§ PAGE EXCERPT:
○ ○ ○ ○

8 Tips for Using Google Keep for Music Teachers

This is a guest post by one of our blog writers, Katherine Miller. 

During these unprecedented times, the lines between home and work can be a little blurrier. Music teachers might be more used to this then others as we often hold rehearsals before and after school, performances on night and weekends, and have to find professional development opportunities devoted to our craft outside of our own school and districts. 

However, for most of us, rarely do our teaching responsibilities have to actually be in our homes on a day to day basis.  

As we learn to navigate this new normal, it is important to establish a healthy home and work balance.  I know, I know! That is much easier said than done! 

I, too, have my new music classroom in my bedroom and my work room at the dining room table. However, as we turn to technology to help us effectively teach our students, we can also use it to help delineate the lines between our home and work responsibilities.  

My favorite way to accomplish balancing my home and school tasks is by using a tool called Google Keep.  Google Keep is a note taking app available on both Android and Apple devices as part of the Google family of products.  

As with their other applications, Keep is linked to your Gmail address and can be used on any device (computers, tablets, phones). Although there are many options for apps that can do the same functions, there are a few reasons that Keep has become my go-to tool:

  • Notes can be created that include text, lists, images and even audio
  • Notes are synced to your Google Drive and can be accessed from any device connected to your account
  • It allows for colorful design which supports visual organization and the ability to easily find specific notes. Think digital Post Its!

Along with those reasons, Google Keep allows me to keep my duties at home and school together, but separate much like the physical spaces in my home. 

If you are craving a balance in your music teacher life too, here are my 8 tips for making Google Keep your go-to tool too!

8  Tips for Using Google Keep for Music Teachers

1. Turn your notes into checklists

Music teachers, whether teaching from home or school, wear a lot of different hats! You can keep track of all of these different responsibilities by turning any note you create into a checklist by adding a checkbox next to each item. 

Who doesn’t love the satisfaction of watching all of their tasks get smaller and smaller? You can do this by clicking the three dots at the bottom of your note to open additional options. Show checkboxes is one of the options that appears. 

Google Keep Checklists

2. Dictate your notes instead of typing

From your mobile device, you can dictate a new note just like you can dictate text messages. This allows you to quickly add notes in the middle of an online lesson or rehearsal once we are back in our normal classroom spaces. You can also use your Google home products to dictate notes too!

3. Set reminders and pin your critical notes

Creating work hours while home makes the delineation between work time and family time a bit clearer. In Google Keep, you can prioritize the notes you need during each time by pinning them at the top of the screen.

○ ○ ○ ○

§ RECORDS FOR THIS TASK:
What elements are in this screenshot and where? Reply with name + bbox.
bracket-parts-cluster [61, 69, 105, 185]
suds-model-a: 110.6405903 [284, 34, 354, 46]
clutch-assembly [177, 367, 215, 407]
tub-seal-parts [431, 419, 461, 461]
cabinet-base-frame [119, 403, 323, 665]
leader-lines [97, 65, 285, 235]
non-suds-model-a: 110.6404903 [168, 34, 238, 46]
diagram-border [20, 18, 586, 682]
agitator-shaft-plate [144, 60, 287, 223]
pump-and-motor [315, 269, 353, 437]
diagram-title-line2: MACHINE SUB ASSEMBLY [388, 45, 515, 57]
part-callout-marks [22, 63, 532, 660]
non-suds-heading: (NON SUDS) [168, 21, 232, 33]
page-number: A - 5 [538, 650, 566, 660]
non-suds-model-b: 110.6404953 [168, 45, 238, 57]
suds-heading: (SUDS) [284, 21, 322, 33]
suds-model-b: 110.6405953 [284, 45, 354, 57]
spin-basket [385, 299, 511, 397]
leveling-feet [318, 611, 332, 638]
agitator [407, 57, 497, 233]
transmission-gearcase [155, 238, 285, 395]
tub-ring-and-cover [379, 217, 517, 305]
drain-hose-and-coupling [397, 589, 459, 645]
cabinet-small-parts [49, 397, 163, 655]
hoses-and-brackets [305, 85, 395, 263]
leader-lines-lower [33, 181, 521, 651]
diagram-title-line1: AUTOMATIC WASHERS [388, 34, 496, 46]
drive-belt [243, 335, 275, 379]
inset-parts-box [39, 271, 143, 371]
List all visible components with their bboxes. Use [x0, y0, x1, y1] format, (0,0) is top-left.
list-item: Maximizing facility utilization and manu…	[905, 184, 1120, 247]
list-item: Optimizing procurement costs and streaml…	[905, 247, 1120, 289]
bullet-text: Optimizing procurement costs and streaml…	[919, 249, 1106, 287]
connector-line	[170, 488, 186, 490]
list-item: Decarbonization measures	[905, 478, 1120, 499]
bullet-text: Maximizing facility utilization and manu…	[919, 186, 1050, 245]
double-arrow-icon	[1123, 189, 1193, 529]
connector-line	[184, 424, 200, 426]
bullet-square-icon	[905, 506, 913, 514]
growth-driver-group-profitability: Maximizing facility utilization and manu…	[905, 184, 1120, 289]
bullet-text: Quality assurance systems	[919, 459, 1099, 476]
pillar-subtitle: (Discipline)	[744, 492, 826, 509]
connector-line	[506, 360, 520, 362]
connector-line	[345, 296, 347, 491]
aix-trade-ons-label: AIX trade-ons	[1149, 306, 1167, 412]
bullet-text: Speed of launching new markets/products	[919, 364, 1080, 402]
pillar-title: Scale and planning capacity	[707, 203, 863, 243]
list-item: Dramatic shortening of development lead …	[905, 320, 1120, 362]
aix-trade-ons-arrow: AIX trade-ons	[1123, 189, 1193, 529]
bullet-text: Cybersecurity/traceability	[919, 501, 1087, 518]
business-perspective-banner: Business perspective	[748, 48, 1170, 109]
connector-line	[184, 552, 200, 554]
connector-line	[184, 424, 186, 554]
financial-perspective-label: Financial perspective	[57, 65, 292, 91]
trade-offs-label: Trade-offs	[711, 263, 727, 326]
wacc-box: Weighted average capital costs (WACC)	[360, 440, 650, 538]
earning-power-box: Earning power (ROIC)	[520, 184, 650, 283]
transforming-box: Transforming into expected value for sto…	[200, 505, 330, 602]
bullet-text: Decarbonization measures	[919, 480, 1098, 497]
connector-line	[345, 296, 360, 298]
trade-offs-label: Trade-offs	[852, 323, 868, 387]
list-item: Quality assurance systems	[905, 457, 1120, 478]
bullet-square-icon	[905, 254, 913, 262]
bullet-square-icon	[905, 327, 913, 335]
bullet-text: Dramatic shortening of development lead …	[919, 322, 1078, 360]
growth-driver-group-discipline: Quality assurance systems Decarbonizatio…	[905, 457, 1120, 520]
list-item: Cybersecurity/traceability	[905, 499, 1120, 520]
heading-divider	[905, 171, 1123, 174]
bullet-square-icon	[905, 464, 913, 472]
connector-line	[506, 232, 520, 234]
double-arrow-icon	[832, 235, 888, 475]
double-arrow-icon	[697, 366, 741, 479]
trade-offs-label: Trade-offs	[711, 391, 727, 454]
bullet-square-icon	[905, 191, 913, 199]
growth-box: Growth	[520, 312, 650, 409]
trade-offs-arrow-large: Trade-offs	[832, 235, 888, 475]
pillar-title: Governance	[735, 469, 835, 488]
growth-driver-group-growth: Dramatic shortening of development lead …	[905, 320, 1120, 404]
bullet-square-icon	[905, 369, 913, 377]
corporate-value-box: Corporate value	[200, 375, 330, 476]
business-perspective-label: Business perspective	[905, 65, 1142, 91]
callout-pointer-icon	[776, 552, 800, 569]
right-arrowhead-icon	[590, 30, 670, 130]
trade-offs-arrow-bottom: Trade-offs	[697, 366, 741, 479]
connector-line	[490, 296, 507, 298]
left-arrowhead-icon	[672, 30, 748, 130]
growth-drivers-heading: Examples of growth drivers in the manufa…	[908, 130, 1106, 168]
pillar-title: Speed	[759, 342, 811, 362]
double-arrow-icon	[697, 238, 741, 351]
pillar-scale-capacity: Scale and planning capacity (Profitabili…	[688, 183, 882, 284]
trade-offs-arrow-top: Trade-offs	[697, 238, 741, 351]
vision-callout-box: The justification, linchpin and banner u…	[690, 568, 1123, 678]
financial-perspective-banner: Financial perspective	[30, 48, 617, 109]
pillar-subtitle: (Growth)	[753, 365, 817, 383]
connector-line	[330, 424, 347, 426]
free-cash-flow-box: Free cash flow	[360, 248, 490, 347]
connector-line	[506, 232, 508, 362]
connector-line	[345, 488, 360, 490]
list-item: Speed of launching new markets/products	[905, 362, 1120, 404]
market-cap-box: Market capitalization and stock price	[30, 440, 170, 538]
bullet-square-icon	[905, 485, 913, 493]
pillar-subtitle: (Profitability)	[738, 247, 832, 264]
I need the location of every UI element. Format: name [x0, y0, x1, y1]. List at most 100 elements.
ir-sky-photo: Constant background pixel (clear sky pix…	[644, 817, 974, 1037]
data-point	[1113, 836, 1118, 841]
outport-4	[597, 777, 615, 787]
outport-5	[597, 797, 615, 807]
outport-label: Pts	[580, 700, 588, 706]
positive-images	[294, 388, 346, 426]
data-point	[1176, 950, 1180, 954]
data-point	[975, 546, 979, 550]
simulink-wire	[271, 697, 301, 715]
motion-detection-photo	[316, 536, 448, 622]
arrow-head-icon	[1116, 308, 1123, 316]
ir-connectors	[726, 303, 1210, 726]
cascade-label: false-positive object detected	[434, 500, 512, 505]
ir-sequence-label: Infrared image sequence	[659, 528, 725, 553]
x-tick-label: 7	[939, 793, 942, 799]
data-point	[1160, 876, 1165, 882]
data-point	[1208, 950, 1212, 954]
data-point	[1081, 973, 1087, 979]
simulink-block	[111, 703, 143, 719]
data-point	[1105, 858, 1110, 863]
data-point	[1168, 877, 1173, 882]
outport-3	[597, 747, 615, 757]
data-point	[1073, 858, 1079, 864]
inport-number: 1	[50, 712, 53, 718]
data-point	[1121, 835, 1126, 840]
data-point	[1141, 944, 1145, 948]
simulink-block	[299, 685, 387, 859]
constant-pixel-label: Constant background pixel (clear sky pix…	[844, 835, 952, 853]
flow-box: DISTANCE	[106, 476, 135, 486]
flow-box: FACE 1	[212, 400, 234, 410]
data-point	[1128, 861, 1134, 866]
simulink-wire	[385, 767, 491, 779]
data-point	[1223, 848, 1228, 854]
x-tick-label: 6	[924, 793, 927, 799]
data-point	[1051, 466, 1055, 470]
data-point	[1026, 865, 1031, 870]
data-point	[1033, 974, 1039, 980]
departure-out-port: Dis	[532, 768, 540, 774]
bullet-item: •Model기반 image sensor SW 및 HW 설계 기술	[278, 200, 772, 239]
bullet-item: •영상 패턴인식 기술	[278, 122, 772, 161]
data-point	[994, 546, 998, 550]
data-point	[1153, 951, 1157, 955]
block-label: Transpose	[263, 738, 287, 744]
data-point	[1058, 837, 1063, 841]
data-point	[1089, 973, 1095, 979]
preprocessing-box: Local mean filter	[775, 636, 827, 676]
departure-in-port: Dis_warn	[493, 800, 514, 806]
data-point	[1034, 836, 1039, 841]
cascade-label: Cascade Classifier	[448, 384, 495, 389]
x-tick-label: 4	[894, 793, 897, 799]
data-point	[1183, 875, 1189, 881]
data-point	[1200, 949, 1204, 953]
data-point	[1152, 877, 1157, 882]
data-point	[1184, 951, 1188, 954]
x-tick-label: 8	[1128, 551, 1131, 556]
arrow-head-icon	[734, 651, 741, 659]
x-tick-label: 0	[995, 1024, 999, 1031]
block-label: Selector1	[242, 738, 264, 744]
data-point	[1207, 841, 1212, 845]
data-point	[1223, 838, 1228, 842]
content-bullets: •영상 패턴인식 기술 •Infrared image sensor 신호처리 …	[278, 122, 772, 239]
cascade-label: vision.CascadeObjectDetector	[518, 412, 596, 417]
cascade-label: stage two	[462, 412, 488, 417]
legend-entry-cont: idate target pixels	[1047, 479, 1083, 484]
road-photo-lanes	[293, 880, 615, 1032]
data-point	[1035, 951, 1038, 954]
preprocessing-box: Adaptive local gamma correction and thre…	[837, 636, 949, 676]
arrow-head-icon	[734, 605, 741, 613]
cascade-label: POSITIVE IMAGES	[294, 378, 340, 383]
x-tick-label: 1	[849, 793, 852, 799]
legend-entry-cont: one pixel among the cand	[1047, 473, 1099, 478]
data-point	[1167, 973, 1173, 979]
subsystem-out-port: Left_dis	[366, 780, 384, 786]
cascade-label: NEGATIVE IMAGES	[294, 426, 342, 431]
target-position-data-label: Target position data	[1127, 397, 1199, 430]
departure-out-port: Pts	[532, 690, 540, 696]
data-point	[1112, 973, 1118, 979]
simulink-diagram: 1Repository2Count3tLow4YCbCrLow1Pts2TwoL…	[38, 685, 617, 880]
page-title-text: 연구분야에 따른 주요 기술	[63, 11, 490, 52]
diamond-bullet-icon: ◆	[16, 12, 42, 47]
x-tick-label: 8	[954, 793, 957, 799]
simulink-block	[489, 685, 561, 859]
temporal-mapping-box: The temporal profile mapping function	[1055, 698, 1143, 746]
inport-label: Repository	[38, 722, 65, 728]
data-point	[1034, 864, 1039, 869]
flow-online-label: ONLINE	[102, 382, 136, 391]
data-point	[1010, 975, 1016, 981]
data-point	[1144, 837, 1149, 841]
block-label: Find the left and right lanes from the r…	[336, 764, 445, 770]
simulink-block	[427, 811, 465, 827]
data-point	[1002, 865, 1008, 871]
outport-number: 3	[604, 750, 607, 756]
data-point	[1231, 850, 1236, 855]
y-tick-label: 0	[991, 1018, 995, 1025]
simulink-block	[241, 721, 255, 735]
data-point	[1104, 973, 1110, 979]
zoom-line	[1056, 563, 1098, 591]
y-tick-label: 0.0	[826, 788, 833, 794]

○ ○ ○ ○

§ WHAT YOU NEED TO DO:
a – Convert the listing, from its first line through the line containing "part-callout-marks [22, 63, 532, 660]", inclusive, into a Markdown table with the columns Row and Line. Number each row and omit blank lines.
b – Continue the blog post on using Google Keep for music teachers from the point where it stops.

§ WRITTEN RESPONSES:
a –
| Row | Line |
|---|---|
| 1 | What elements are in this screenshot and where? Reply with name + bbox. |
| 2 | bracket-parts-cluster [61, 69, 105, 185] |
| 3 | suds-model-a: 110.6405903 [284, 34, 354, 46] |
| 4 | clutch-assembly [177, 367, 215, 407] |
| 5 | tub-seal-parts [431, 419, 461, 461] |
| 6 | cabinet-base-frame [119, 403, 323, 665] |
| 7 | leader-lines [97, 65, 285, 235] |
| 8 | non-suds-model-a: 110.6404903 [168, 34, 238, 46] |
| 9 | diagram-border [20, 18, 586, 682] |
| 10 | agitator-shaft-plate [144, 60, 287, 223] |
| 11 | pump-and-motor [315, 269, 353, 437] |
| 12 | diagram-title-line2: MACHINE SUB ASSEMBLY [388, 45, 515, 57] |
| 13 | part-callout-marks [22, 63, 532, 660] |

b –
You can also add reminders to items that do not need to be done  right now, but during your school  office hours by adding an alarm to go off at a specific time or location.

Google Keep Pin
Google Keep Reminders

4. Share your notes with others

Collaborating with colleagues is a little tricker when you have to leave the appropriate social distance! To continue to be productive when apart, you can add collaborators to your notes. 

This allows others to not only view but to edit the content of the note so productivity does not need to slow down on shared projects. This is also an awesome feature to use at home as you  brave the grocery store. 

Collaborators to a  grocery list  on Google Keep can all add items instead of heading to the store with you. One trip with your shared list allows you to buy everyone’s must have items….if they are available at the store,  of course!

Google Keep Collaborate

5. Use the Chrome Extension to add online resources to your notes

If you are anything like me, you have been reading all the things about virtual learning from music teachers around the world. Google Keep can be a great way to keep all of those amazing ideas in one place. 

You can do this by adding the Google Keep extension for your Google Chrome browser. This allows you to save a webpage, image or social media post with just one click to a new note . 

You can add this extension by following this link: Google Keep Chrome Extension

6. Add tags to organize your notes

Add labels to your notes! I love following other educators on social media because I am always impressed by the creative ideas people are willing to share. When I find a great idea online, I use the Keep extension to add a new note.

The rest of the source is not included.